- **Instructions to follow**
Using the data below, copy each line that includes the word "vessels".

Data records
%%

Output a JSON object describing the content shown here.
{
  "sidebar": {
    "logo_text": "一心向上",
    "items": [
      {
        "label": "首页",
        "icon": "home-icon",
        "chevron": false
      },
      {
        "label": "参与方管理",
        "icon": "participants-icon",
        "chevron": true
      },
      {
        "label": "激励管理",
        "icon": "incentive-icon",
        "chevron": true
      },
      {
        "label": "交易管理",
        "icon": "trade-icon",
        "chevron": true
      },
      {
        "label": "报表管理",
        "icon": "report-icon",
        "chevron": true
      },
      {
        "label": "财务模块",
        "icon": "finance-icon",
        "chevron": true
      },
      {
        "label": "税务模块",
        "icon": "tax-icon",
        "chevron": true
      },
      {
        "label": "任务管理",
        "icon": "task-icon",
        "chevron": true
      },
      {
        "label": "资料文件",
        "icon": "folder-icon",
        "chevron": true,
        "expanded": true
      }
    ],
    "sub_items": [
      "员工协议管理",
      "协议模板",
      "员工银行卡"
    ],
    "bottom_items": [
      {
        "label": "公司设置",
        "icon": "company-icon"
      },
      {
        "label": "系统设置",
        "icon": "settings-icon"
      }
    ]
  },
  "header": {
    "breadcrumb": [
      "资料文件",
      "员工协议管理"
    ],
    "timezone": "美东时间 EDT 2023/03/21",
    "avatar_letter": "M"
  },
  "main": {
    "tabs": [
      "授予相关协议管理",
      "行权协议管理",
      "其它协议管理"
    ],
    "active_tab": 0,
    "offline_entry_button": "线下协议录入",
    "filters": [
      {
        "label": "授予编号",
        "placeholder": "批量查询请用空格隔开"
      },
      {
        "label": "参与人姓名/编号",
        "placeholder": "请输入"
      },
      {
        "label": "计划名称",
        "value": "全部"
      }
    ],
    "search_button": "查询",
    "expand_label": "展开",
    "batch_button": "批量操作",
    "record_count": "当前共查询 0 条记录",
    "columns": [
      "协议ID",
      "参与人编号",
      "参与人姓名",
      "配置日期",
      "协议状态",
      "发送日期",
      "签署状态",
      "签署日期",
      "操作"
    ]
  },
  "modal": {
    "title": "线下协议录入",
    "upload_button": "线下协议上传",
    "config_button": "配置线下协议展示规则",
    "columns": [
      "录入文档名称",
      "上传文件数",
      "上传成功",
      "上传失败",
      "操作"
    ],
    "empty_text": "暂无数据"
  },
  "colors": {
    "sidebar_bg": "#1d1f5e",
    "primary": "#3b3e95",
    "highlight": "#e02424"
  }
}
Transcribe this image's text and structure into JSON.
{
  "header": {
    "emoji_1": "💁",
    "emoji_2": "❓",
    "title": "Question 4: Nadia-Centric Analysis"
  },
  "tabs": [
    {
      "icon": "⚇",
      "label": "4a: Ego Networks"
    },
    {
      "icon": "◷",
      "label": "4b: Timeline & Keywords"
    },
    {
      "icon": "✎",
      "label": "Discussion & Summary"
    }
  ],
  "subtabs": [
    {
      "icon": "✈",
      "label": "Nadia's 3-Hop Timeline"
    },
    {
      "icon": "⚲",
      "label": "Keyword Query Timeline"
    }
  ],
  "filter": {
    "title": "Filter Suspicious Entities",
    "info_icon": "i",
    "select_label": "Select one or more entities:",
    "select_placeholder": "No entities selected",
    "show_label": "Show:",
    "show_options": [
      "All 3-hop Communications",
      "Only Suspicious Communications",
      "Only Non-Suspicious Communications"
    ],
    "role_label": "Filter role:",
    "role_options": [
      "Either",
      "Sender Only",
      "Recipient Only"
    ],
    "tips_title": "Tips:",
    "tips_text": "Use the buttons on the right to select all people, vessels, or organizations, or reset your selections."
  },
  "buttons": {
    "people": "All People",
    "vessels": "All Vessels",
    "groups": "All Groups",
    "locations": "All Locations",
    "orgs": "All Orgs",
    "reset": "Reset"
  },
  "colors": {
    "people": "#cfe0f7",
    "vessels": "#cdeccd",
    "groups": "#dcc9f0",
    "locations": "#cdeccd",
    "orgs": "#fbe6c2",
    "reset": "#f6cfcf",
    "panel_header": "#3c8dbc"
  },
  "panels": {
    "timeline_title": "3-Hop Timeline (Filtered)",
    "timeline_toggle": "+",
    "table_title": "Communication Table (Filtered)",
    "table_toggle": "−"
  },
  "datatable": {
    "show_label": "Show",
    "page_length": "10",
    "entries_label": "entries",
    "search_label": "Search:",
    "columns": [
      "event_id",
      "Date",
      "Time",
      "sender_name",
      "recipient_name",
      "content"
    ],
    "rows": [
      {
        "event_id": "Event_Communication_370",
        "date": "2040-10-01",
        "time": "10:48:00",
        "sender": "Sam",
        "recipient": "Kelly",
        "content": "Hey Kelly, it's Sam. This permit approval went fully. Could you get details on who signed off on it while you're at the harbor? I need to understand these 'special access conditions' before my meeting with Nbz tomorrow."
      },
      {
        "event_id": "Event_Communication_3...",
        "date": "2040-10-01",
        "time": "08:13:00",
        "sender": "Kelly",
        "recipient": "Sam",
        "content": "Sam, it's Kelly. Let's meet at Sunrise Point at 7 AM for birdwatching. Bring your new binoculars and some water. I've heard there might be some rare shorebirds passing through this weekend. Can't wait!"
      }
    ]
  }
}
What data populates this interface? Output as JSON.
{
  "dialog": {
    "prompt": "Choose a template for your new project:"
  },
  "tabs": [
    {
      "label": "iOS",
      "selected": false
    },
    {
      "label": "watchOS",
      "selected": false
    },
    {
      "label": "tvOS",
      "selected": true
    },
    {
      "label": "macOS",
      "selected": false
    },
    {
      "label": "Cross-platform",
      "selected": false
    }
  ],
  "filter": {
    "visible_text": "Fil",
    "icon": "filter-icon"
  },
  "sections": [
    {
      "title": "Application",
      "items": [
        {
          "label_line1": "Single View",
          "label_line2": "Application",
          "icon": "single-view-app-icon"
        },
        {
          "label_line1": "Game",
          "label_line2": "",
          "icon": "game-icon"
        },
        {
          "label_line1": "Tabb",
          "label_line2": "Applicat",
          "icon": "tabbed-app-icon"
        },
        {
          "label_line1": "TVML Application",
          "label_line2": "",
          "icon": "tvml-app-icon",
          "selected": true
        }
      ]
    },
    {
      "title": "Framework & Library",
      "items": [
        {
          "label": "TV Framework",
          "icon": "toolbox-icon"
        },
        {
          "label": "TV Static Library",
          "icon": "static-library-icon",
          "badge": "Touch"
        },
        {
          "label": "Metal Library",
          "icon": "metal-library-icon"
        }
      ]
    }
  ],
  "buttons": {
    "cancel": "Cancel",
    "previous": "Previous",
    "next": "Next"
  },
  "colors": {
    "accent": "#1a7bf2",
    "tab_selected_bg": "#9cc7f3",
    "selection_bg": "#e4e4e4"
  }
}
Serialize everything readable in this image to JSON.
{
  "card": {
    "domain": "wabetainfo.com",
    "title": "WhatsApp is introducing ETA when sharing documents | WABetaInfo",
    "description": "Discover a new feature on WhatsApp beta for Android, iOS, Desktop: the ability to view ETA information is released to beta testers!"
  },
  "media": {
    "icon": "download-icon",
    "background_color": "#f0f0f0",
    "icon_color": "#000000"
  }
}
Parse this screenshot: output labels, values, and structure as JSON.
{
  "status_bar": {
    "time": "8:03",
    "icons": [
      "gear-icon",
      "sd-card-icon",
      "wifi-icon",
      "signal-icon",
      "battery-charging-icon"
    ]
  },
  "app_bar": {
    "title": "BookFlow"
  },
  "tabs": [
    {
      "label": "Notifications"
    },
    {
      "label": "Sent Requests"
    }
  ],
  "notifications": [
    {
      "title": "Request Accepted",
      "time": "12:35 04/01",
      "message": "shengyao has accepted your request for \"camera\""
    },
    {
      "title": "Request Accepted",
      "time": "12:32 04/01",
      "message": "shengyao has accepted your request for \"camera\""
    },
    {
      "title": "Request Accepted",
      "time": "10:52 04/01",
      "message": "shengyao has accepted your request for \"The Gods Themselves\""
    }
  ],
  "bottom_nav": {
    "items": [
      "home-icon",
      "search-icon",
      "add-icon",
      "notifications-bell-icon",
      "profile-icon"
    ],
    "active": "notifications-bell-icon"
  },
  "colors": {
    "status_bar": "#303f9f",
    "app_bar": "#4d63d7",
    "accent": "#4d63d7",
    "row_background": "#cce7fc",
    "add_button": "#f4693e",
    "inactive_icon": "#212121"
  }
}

%%

- **Answer to the problem**
    "tips_text": "Use the buttons on the right to select all people, vessels, or organizations, or reset your selections."
    "vessels": "All Vessels",
    "vessels": "#cdeccd",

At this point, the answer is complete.